◆ **Element placement data**:
◇ ◇ ◇ ◇

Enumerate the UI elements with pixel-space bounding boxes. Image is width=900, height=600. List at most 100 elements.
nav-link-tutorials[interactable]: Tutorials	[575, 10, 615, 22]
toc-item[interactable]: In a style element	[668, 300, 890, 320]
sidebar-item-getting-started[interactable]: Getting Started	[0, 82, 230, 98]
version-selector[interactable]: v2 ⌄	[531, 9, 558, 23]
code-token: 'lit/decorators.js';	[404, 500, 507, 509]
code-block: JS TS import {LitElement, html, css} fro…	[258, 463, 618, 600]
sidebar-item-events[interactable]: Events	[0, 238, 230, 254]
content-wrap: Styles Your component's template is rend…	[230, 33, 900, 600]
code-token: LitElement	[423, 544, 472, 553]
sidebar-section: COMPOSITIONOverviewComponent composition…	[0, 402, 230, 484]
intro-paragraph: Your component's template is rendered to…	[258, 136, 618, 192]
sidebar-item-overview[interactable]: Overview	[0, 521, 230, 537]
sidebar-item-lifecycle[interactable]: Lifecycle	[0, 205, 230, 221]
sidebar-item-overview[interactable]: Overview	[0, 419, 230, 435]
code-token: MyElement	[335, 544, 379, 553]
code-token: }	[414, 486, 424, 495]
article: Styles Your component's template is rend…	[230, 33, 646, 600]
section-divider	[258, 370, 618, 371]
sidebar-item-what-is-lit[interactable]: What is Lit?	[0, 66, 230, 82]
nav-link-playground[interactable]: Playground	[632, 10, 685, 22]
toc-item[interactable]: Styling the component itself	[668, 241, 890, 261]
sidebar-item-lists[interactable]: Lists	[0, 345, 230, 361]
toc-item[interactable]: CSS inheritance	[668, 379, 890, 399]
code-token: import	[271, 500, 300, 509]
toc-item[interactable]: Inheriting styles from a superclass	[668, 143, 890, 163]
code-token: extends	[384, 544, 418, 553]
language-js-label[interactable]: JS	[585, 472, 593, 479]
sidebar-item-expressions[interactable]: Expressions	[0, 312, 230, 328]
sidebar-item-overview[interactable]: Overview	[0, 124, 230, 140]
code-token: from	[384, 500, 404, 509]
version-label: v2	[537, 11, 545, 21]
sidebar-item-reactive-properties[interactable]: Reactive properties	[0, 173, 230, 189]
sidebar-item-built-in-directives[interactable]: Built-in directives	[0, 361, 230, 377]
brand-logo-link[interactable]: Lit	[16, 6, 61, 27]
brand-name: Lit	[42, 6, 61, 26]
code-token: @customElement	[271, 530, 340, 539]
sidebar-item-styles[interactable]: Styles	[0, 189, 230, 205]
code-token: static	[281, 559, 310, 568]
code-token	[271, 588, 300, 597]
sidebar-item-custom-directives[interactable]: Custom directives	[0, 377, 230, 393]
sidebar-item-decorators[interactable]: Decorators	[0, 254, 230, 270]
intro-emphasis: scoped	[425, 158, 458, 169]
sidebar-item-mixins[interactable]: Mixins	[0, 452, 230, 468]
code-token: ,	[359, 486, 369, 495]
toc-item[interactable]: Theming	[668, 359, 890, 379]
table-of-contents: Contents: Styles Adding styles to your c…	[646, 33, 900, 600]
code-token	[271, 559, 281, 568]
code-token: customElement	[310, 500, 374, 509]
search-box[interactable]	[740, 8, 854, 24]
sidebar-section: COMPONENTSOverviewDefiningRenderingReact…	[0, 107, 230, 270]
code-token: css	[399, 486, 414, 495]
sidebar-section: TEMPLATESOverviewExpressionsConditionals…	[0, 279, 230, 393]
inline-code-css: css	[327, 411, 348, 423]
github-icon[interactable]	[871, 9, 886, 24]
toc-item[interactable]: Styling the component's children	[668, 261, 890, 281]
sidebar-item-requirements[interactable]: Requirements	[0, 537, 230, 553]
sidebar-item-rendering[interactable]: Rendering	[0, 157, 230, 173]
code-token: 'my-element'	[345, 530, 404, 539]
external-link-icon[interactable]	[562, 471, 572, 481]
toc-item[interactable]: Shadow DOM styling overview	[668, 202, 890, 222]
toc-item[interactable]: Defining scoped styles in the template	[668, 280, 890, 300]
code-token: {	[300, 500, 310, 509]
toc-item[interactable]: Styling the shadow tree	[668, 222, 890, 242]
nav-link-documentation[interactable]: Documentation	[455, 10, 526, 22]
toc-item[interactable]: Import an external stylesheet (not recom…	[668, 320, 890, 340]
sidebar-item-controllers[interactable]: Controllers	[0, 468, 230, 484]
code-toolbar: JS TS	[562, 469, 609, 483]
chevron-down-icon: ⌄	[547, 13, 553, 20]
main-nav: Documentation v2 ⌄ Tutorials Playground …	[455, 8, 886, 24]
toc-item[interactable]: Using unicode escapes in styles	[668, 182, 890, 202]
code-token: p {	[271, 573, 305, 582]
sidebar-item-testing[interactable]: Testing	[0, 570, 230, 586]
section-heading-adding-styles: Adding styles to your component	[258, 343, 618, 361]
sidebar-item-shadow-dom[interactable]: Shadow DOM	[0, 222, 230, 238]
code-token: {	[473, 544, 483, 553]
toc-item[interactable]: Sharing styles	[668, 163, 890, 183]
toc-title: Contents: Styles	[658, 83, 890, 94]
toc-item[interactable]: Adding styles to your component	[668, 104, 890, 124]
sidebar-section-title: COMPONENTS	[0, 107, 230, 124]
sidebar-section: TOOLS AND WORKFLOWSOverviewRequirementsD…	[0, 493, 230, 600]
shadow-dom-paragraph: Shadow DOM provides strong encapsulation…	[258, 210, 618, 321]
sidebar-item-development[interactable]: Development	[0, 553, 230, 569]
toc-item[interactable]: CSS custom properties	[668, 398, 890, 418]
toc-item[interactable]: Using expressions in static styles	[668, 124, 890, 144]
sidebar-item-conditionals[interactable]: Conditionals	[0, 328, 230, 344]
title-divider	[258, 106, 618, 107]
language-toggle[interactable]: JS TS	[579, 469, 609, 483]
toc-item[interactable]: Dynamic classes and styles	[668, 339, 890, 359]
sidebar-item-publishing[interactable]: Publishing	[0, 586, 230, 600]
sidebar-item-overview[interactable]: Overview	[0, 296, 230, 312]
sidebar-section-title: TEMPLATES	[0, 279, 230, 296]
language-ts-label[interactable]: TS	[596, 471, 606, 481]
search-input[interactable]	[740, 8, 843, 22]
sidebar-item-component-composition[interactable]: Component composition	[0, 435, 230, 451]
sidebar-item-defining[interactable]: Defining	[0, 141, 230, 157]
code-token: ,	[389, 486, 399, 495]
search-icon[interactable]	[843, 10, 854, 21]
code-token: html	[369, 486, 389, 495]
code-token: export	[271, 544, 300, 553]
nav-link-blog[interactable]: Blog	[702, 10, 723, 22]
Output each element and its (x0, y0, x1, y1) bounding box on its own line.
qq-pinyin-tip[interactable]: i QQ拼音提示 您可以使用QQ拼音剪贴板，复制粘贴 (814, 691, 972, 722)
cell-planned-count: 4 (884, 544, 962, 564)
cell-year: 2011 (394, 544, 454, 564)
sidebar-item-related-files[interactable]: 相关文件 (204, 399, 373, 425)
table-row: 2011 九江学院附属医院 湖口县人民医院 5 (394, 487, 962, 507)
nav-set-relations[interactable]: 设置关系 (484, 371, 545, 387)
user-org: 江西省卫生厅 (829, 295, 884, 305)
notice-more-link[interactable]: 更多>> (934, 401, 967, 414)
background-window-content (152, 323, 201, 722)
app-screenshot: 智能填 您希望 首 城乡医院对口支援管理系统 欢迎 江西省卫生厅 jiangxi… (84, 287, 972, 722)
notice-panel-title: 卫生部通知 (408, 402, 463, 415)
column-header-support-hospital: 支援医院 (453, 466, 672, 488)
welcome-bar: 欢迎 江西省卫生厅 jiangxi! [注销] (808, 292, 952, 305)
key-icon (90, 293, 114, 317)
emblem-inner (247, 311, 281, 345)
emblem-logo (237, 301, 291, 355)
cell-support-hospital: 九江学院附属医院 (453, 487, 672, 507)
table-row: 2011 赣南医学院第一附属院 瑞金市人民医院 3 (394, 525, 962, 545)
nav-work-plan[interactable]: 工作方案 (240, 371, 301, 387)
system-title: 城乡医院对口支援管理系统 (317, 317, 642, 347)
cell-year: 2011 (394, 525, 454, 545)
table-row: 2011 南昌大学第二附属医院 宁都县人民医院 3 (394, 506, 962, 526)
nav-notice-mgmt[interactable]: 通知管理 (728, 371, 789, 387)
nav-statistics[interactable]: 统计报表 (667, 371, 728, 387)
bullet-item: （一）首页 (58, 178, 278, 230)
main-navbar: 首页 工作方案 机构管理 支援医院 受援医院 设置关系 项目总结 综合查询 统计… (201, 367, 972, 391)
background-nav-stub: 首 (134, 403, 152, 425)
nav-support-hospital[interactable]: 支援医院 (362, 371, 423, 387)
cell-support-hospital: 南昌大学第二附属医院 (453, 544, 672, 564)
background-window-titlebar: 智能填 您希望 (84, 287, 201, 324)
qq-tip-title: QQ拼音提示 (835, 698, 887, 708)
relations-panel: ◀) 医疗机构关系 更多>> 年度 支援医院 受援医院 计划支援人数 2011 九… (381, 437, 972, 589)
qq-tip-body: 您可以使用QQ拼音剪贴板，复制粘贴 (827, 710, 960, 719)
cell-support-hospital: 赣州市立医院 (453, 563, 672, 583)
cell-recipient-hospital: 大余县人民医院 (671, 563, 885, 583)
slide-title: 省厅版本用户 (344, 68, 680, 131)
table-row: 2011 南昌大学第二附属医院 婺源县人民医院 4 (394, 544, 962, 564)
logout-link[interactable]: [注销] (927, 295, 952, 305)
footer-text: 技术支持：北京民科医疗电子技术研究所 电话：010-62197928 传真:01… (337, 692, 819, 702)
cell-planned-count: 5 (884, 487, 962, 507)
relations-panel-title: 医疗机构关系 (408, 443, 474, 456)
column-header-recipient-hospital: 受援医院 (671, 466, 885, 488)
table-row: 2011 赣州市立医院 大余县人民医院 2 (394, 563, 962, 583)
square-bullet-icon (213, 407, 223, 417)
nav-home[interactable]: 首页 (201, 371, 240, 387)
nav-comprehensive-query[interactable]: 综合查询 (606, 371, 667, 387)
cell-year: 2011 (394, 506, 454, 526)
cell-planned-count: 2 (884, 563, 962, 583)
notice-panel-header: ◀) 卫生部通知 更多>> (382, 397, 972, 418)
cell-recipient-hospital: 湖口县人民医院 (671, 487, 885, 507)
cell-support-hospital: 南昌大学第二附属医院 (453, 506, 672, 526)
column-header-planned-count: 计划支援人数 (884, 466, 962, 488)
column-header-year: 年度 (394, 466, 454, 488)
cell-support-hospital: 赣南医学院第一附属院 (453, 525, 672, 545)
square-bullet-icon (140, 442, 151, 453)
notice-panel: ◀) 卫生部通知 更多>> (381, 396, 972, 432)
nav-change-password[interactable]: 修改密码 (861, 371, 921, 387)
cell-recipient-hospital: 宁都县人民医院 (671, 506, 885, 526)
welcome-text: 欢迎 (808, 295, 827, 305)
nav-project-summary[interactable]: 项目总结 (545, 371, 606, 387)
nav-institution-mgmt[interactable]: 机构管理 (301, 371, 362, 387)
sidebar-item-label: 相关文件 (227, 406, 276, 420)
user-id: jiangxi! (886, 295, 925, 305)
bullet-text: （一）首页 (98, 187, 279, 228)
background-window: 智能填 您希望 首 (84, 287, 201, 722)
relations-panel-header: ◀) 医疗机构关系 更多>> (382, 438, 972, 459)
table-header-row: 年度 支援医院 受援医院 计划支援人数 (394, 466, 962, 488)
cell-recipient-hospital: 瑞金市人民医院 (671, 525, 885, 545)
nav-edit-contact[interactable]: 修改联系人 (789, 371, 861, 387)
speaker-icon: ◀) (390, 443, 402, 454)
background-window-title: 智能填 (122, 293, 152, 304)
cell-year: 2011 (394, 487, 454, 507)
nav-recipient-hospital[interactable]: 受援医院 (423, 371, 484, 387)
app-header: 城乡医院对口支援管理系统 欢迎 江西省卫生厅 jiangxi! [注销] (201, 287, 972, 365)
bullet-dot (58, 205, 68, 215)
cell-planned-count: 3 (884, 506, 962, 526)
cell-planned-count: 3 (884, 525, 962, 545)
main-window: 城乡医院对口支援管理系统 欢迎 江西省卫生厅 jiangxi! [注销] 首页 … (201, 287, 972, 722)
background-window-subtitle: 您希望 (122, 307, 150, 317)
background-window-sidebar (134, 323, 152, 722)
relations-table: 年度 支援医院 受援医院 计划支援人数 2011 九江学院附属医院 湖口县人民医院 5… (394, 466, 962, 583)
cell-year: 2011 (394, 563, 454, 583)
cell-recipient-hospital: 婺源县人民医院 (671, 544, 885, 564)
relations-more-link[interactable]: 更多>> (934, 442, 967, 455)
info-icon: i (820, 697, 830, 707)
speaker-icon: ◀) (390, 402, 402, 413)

◇ ◇ ◇ ◇

Reproduce the rows word for word, starting at the first line and ending at the line that contains "124, 230, 140]".

Enumerate the UI elements with pixel-space bounding boxes. Image is width=900, height=600. List at most 100 elements.
nav-link-tutorials[interactable]: Tutorials	[575, 10, 615, 22]
toc-item[interactable]: In a style element	[668, 300, 890, 320]
sidebar-item-getting-started[interactable]: Getting Started	[0, 82, 230, 98]
version-selector[interactable]: v2 ⌄	[531, 9, 558, 23]
code-token: 'lit/decorators.js';	[404, 500, 507, 509]
code-block: JS TS import {LitElement, html, css} fro…	[258, 463, 618, 600]
sidebar-item-events[interactable]: Events	[0, 238, 230, 254]
content-wrap: Styles Your component's template is rend…	[230, 33, 900, 600]
code-token: LitElement	[423, 544, 472, 553]
sidebar-section: COMPOSITIONOverviewComponent composition…	[0, 402, 230, 484]
intro-paragraph: Your component's template is rendered to…	[258, 136, 618, 192]
sidebar-item-overview[interactable]: Overview	[0, 521, 230, 537]
sidebar-item-lifecycle[interactable]: Lifecycle	[0, 205, 230, 221]
sidebar-item-overview[interactable]: Overview	[0, 419, 230, 435]
code-token: MyElement	[335, 544, 379, 553]
code-token: }	[414, 486, 424, 495]
article: Styles Your component's template is rend…	[230, 33, 646, 600]
section-divider	[258, 370, 618, 371]
sidebar-item-what-is-lit[interactable]: What is Lit?	[0, 66, 230, 82]
nav-link-playground[interactable]: Playground	[632, 10, 685, 22]
toc-item[interactable]: Styling the component itself	[668, 241, 890, 261]
sidebar-item-lists[interactable]: Lists	[0, 345, 230, 361]
toc-item[interactable]: CSS inheritance	[668, 379, 890, 399]
code-token: import	[271, 500, 300, 509]
toc-item[interactable]: Inheriting styles from a superclass	[668, 143, 890, 163]
code-token: extends	[384, 544, 418, 553]
language-js-label[interactable]: JS	[585, 472, 593, 479]
sidebar-item-expressions[interactable]: Expressions	[0, 312, 230, 328]
sidebar-item-overview[interactable]: Overview	[0, 124, 230, 140]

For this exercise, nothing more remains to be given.